● **What to produce**
Every entry below must appear again, exactly as written.

● **Given entries**
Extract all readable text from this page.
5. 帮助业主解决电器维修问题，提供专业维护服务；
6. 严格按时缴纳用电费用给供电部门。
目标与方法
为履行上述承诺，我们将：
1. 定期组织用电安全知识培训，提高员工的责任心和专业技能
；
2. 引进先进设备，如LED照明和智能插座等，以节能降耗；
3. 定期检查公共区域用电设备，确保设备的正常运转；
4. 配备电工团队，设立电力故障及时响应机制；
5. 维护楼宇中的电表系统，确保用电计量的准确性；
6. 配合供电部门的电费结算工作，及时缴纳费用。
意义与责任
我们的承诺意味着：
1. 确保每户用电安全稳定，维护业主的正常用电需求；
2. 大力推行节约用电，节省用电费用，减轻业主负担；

● **Full solution**
Extract all readable text from this page.
5. 帮助业主解决电器维修问题，提供专业维护服务；
6. 严格按时缴纳用电费用给供电部门。
目标与方法
为履行上述承诺，我们将：
1. 定期组织用电安全知识培训，提高员工的责任心和专业技能
；
2. 引进先进设备，如LED照明和智能插座等，以节能降耗；
3. 定期检查公共区域用电设备，确保设备的正常运转；
4. 配备电工团队，设立电力故障及时响应机制；
5. 维护楼宇中的电表系统，确保用电计量的准确性；
6. 配合供电部门的电费结算工作，及时缴纳费用。
意义与责任
我们的承诺意味着：
1. 确保每户用电安全稳定，维护业主的正常用电需求；
2. 大力推行节约用电，节省用电费用，减轻业主负担；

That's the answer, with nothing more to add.